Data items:
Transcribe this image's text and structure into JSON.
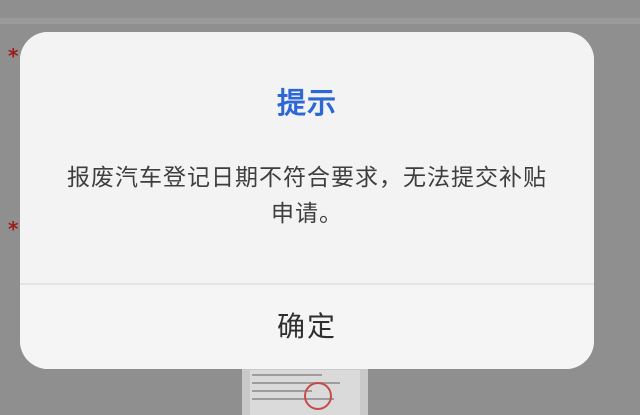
{
  "background": {
    "required_marks": [
      "*",
      "*"
    ]
  },
  "dialog": {
    "title": "提示",
    "message": "报废汽车登记日期不符合要求，无法提交补贴申请。",
    "confirm_label": "确定"
  },
  "colors": {
    "title": "#2d67d6",
    "text": "#3e3e3e",
    "dialog_bg": "#f4f4f4",
    "overlay": "#8f8f8f",
    "required_mark": "#a11b1b"
  }
}
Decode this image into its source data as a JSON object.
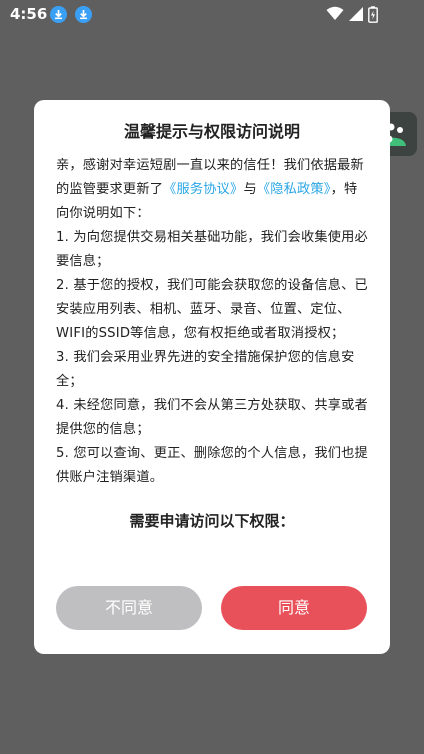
{
  "status_bar": {
    "time": "4:56",
    "icons": [
      "download-icon",
      "download-icon",
      "wifi-icon",
      "cellular-signal-icon",
      "battery-charging-icon"
    ]
  },
  "floating_button": {
    "icon": "app-assist-icon"
  },
  "dialog": {
    "title": "温馨提示与权限访问说明",
    "intro_before_links": "亲，感谢对幸运短剧一直以来的信任！我们依据最新的监管要求更新了",
    "link_service": "《服务协议》",
    "connector": "与",
    "link_privacy": "《隐私政策》",
    "intro_after_links": "，特向你说明如下：",
    "items": [
      "1. 为向您提供交易相关基础功能，我们会收集使用必要信息；",
      "2. 基于您的授权，我们可能会获取您的设备信息、已安装应用列表、相机、蓝牙、录音、位置、定位、WIFI的SSID等信息，您有权拒绝或者取消授权；",
      "3. 我们会采用业界先进的安全措施保护您的信息安全；",
      "4. 未经您同意，我们不会从第三方处获取、共享或者提供您的信息；",
      "5. 您可以查询、更正、删除您的个人信息，我们也提供账户注销渠道。"
    ],
    "permissions_heading": "需要申请访问以下权限：",
    "decline_label": "不同意",
    "agree_label": "同意"
  },
  "colors": {
    "link": "#2aa6e6",
    "agree_button": "#e8515a",
    "decline_button": "#bfbfc2",
    "backdrop": "#5f5f5f"
  }
}
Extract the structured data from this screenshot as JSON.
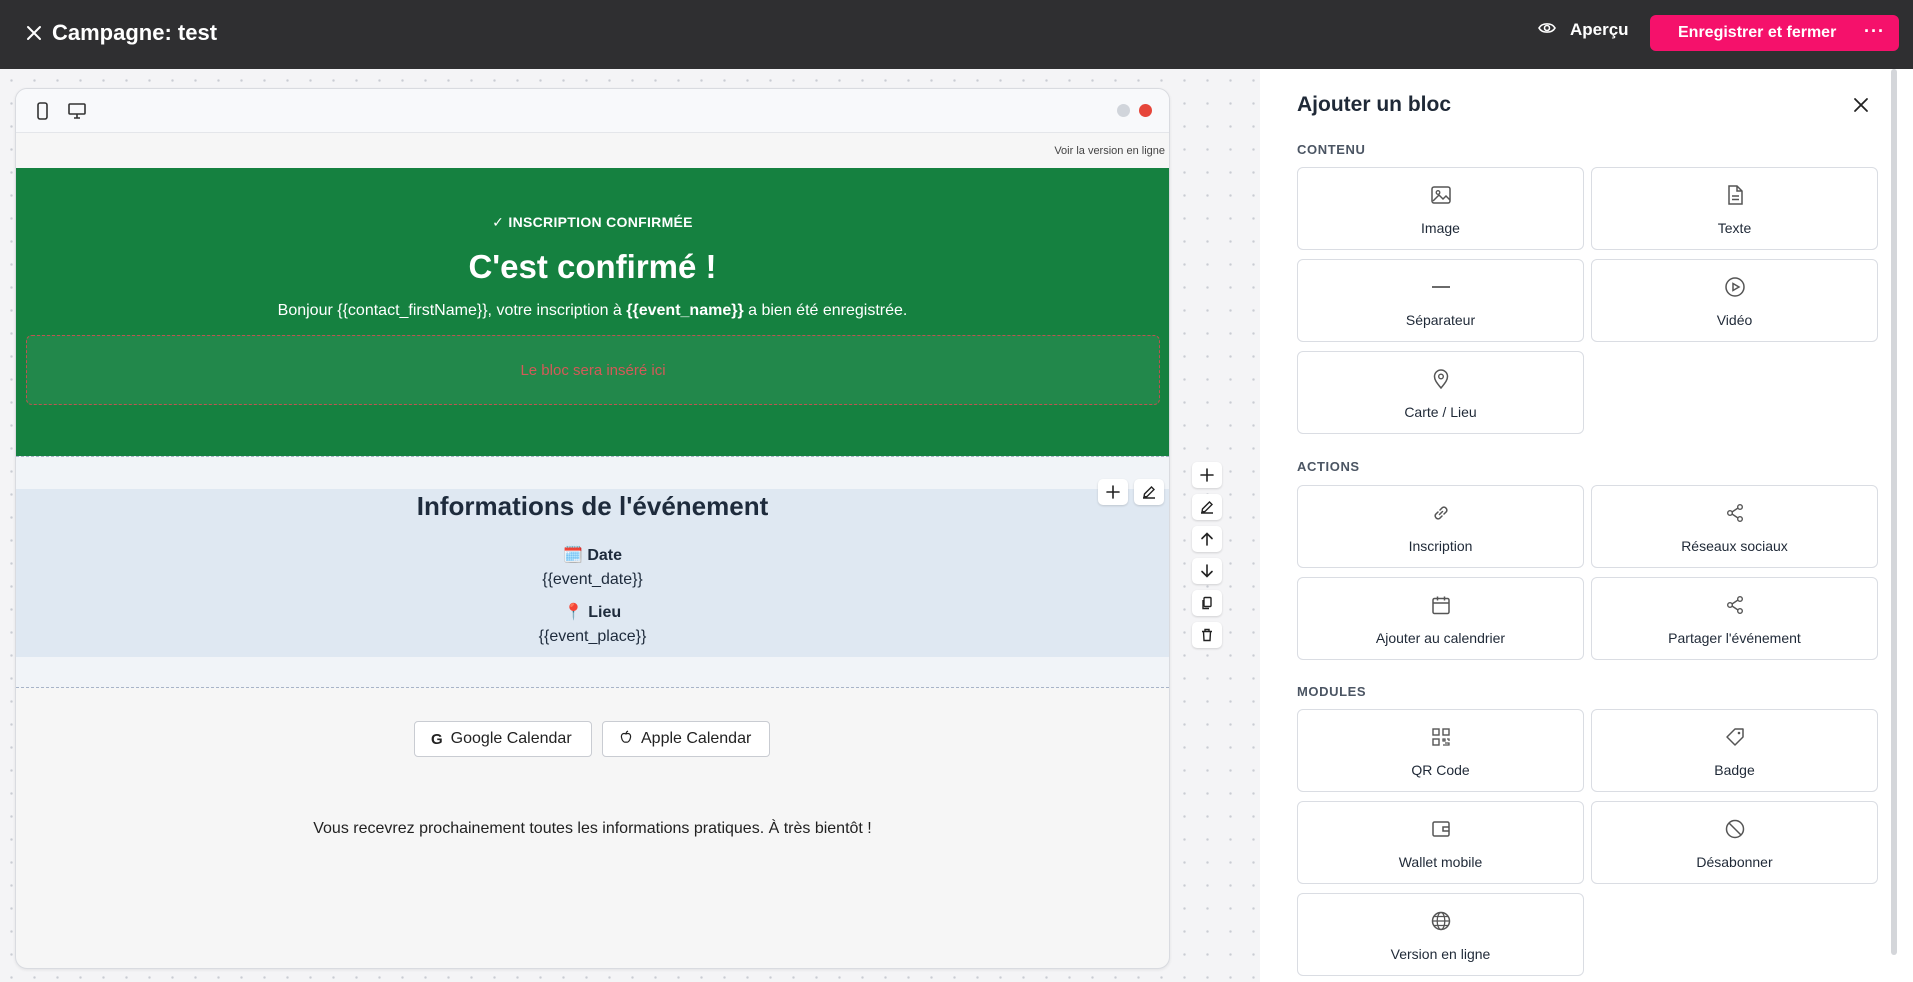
{
  "header": {
    "title": "Campagne: test",
    "preview_label": "Aperçu",
    "save_label": "Enregistrer et fermer",
    "more_label": "···"
  },
  "email": {
    "online_link": "Voir la version en ligne",
    "hero": {
      "kicker": "✓ INSCRIPTION CONFIRMÉE",
      "headline": "C'est confirmé !",
      "greet_prefix": "Bonjour {{contact_firstName}}, votre inscription à ",
      "greet_event": "{{event_name}}",
      "greet_suffix": " a bien été enregistrée.",
      "drop_zone": "Le bloc sera inséré ici"
    },
    "info": {
      "title": "Informations de l'événement",
      "date_label": "🗓️ Date",
      "date_value": "{{event_date}}",
      "place_label": "📍 Lieu",
      "place_value": "{{event_place}}"
    },
    "calendar_buttons": {
      "google": "Google Calendar",
      "apple": "Apple Calendar"
    },
    "footer": "Vous recevrez prochainement toutes les informations pratiques. À très bientôt !"
  },
  "panel": {
    "title": "Ajouter un bloc",
    "sections": {
      "content": "CONTENU",
      "actions": "ACTIONS",
      "modules": "MODULES"
    },
    "blocks": {
      "image": "Image",
      "text": "Texte",
      "separator": "Séparateur",
      "video": "Vidéo",
      "map": "Carte / Lieu",
      "registration": "Inscription",
      "social": "Réseaux sociaux",
      "add_calendar": "Ajouter au calendrier",
      "share_event": "Partager l'événement",
      "qr_code": "QR Code",
      "badge": "Badge",
      "wallet": "Wallet mobile",
      "unsubscribe": "Désabonner",
      "online_version": "Version en ligne"
    }
  },
  "colors": {
    "topbar": "#2f2f31",
    "accent": "#f5116b",
    "hero_green": "#158140",
    "info_bg": "#dfe8f2"
  }
}
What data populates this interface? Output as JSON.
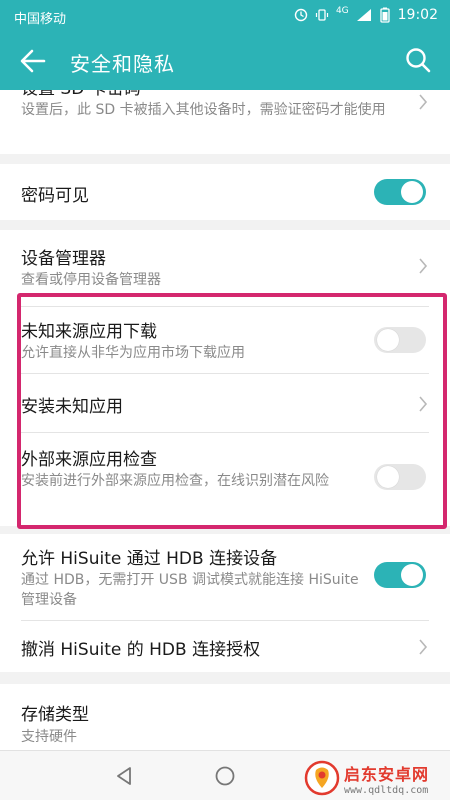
{
  "status_bar": {
    "carrier": "中国移动",
    "network": "4G",
    "time": "19:02"
  },
  "app_bar": {
    "title": "安全和隐私"
  },
  "settings": {
    "sd_card": {
      "title": "设置 SD 卡密码",
      "subtitle": "设置后，此 SD 卡被插入其他设备时，需验证密码才能使用"
    },
    "password_visible": {
      "title": "密码可见",
      "enabled": true
    },
    "device_admin": {
      "title": "设备管理器",
      "subtitle": "查看或停用设备管理器"
    },
    "unknown_source_download": {
      "title": "未知来源应用下载",
      "subtitle": "允许直接从非华为应用市场下载应用",
      "enabled": false
    },
    "install_unknown_apps": {
      "title": "安装未知应用"
    },
    "external_source_check": {
      "title": "外部来源应用检查",
      "subtitle": "安装前进行外部来源应用检查，在线识别潜在风险",
      "enabled": false
    },
    "hisuite_hdb": {
      "title": "允许 HiSuite 通过 HDB 连接设备",
      "subtitle": "通过 HDB，无需打开 USB 调试模式就能连接 HiSuite 管理设备",
      "enabled": true
    },
    "revoke_hdb": {
      "title": "撤消 HiSuite 的 HDB 连接授权"
    },
    "storage_type": {
      "title": "存储类型",
      "subtitle": "支持硬件"
    }
  },
  "watermark": {
    "name": "启东安卓网",
    "url": "www.qdltdq.com"
  },
  "colors": {
    "accent": "#2cb3b6",
    "highlight": "#d4276e"
  }
}
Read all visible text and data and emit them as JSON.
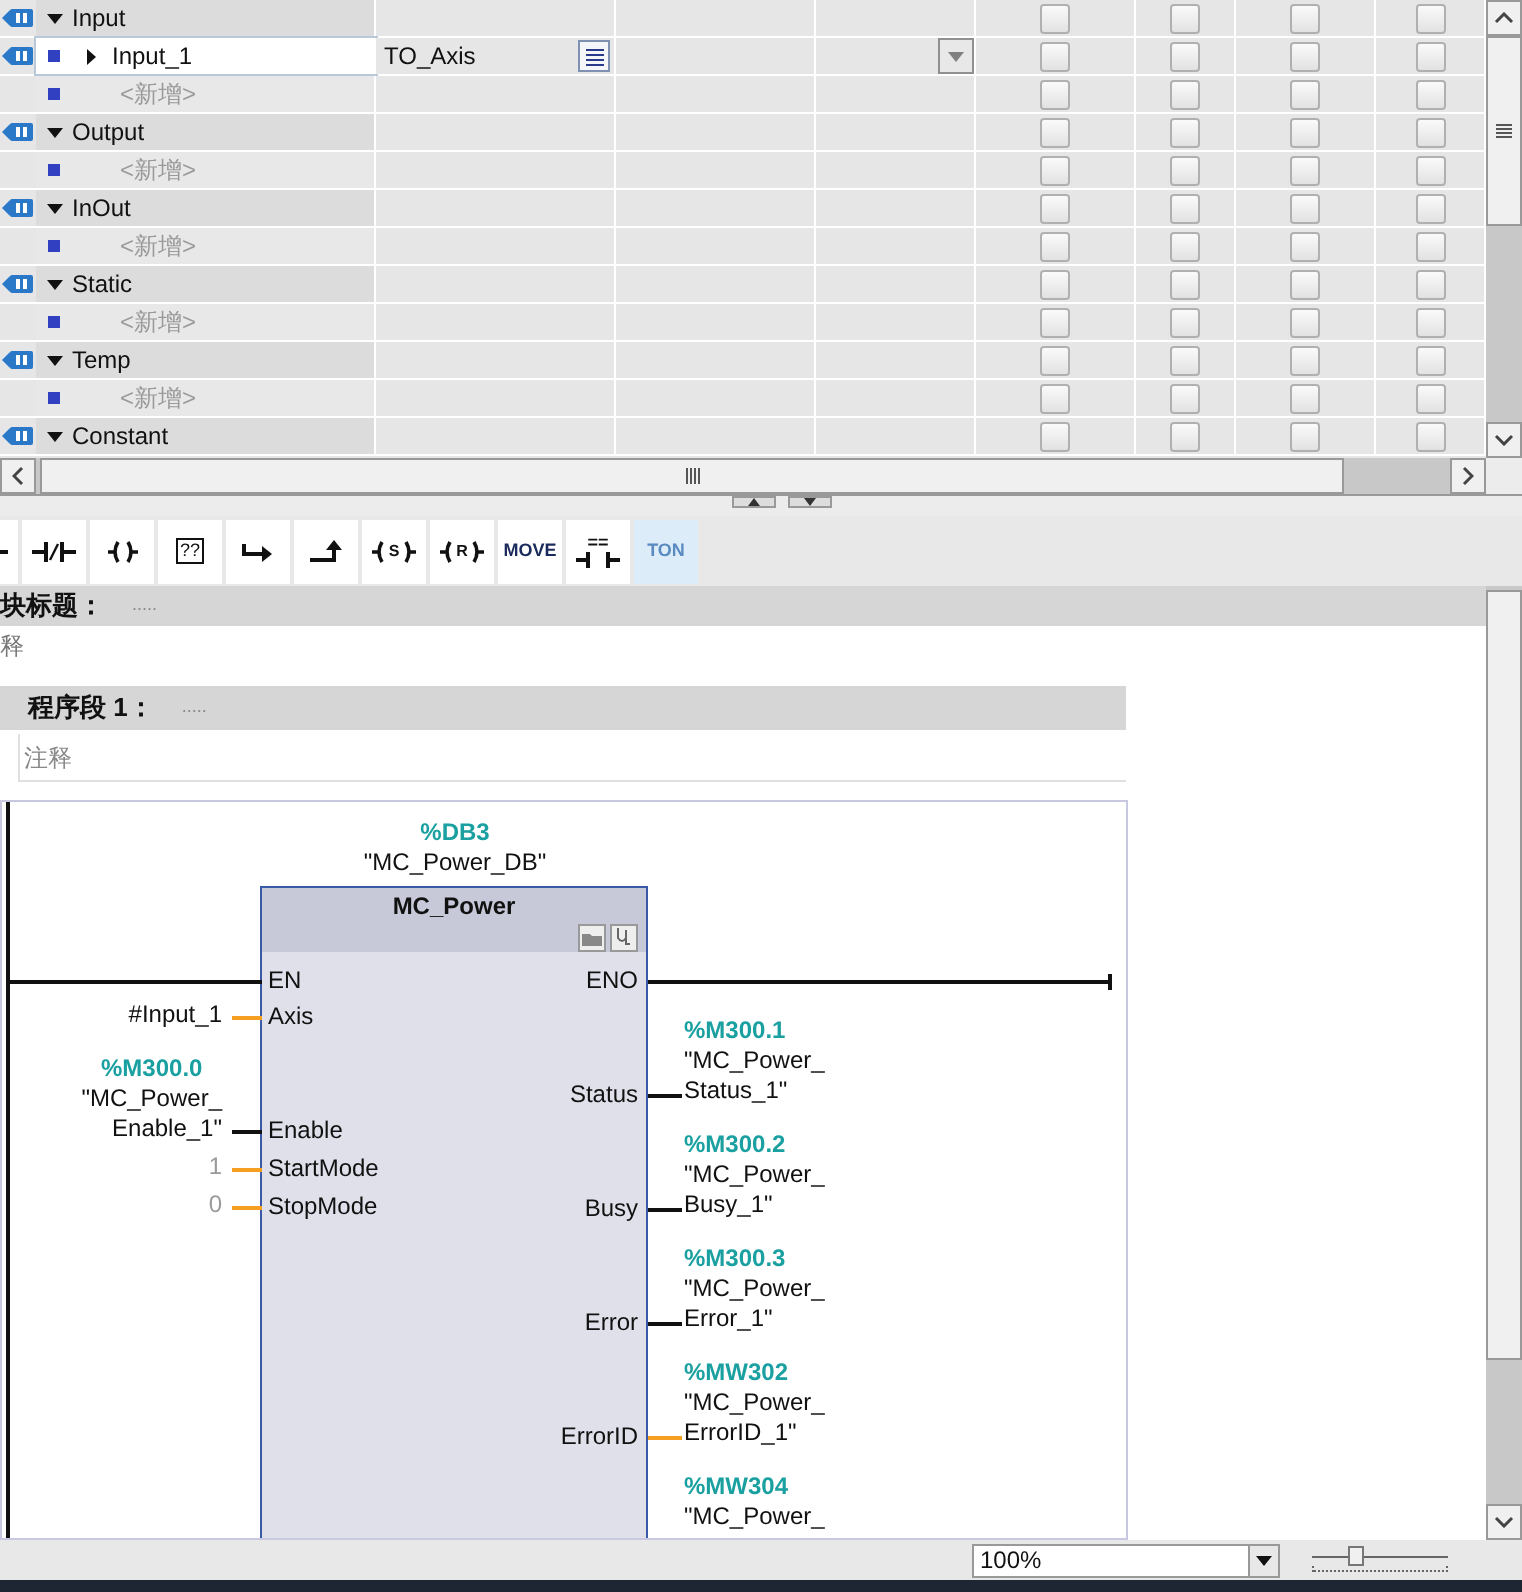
{
  "interface_table": {
    "rows": [
      {
        "kind": "section",
        "name": "Input",
        "expanded": true,
        "checks": [
          false,
          false,
          false,
          false
        ],
        "children": [
          {
            "kind": "variable",
            "name": "Input_1",
            "data_type": "TO_Axis",
            "selected": true,
            "expanded": false,
            "checks": [
              false,
              false,
              false,
              false
            ]
          },
          {
            "kind": "add",
            "name": "<新增>",
            "checks": [
              false,
              false,
              false,
              false
            ]
          }
        ]
      },
      {
        "kind": "section",
        "name": "Output",
        "expanded": true,
        "checks": [
          false,
          false,
          false,
          false
        ],
        "children": [
          {
            "kind": "add",
            "name": "<新增>",
            "checks": [
              false,
              false,
              false,
              false
            ]
          }
        ]
      },
      {
        "kind": "section",
        "name": "InOut",
        "expanded": true,
        "checks": [
          false,
          false,
          false,
          false
        ],
        "children": [
          {
            "kind": "add",
            "name": "<新增>",
            "checks": [
              false,
              false,
              false,
              false
            ]
          }
        ]
      },
      {
        "kind": "section",
        "name": "Static",
        "expanded": true,
        "checks": [
          false,
          false,
          false,
          false
        ],
        "children": [
          {
            "kind": "add",
            "name": "<新增>",
            "checks": [
              false,
              false,
              false,
              false
            ]
          }
        ]
      },
      {
        "kind": "section",
        "name": "Temp",
        "expanded": true,
        "checks": [
          false,
          false,
          false,
          false
        ],
        "children": [
          {
            "kind": "add",
            "name": "<新增>",
            "checks": [
              false,
              false,
              false,
              false
            ]
          }
        ]
      },
      {
        "kind": "section",
        "name": "Constant",
        "expanded": true,
        "checks": [
          false,
          false,
          false,
          false
        ]
      }
    ]
  },
  "toolbar": {
    "buttons": [
      {
        "kind": "contact_no",
        "selected": false
      },
      {
        "kind": "contact_nc",
        "selected": false
      },
      {
        "kind": "coil",
        "selected": false
      },
      {
        "kind": "empty_box",
        "label": "??",
        "selected": false
      },
      {
        "kind": "open_branch",
        "selected": false
      },
      {
        "kind": "close_branch",
        "selected": false
      },
      {
        "kind": "coil",
        "label": "S",
        "selected": false
      },
      {
        "kind": "coil",
        "label": "R",
        "selected": false
      },
      {
        "kind": "text",
        "label": "MOVE",
        "selected": false
      },
      {
        "kind": "compare",
        "label": "==",
        "selected": false
      },
      {
        "kind": "text",
        "label": "TON",
        "selected": true
      }
    ]
  },
  "block_title": {
    "label": "块标题：",
    "value": "....."
  },
  "block_comment": "释",
  "network": {
    "title": "程序段 1：",
    "value": ".....",
    "comment_placeholder": "注释",
    "block": {
      "instance_address": "%DB3",
      "instance_name": "\"MC_Power_DB\"",
      "type": "MC_Power",
      "inputs": [
        {
          "name": "EN",
          "kind": "power"
        },
        {
          "name": "Axis",
          "kind": "value",
          "operand_lines": [
            "#Input_1"
          ]
        },
        {
          "name": "Enable",
          "kind": "bool",
          "address": "%M300.0",
          "operand_lines": [
            "\"MC_Power_",
            "Enable_1\""
          ]
        },
        {
          "name": "StartMode",
          "kind": "constant",
          "operand_lines": [
            "1"
          ]
        },
        {
          "name": "StopMode",
          "kind": "constant",
          "operand_lines": [
            "0"
          ]
        }
      ],
      "outputs": [
        {
          "name": "ENO",
          "kind": "power"
        },
        {
          "name": "Status",
          "kind": "bool",
          "address": "%M300.1",
          "operand_lines": [
            "\"MC_Power_",
            "Status_1\""
          ]
        },
        {
          "name": "Busy",
          "kind": "bool",
          "address": "%M300.2",
          "operand_lines": [
            "\"MC_Power_",
            "Busy_1\""
          ]
        },
        {
          "name": "Error",
          "kind": "bool",
          "address": "%M300.3",
          "operand_lines": [
            "\"MC_Power_",
            "Error_1\""
          ]
        },
        {
          "name": "ErrorID",
          "kind": "value",
          "address": "%MW302",
          "operand_lines": [
            "\"MC_Power_",
            "ErrorID_1\""
          ]
        },
        {
          "kind": "value",
          "address": "%MW304",
          "operand_lines": [
            "\"MC_Power_"
          ]
        }
      ]
    }
  },
  "zoom": {
    "value": "100%",
    "level": 0.3
  }
}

[What is asked] State the number of lines in the preceding entries that include the word "JSON". Provide nothing else.

[Full output] 5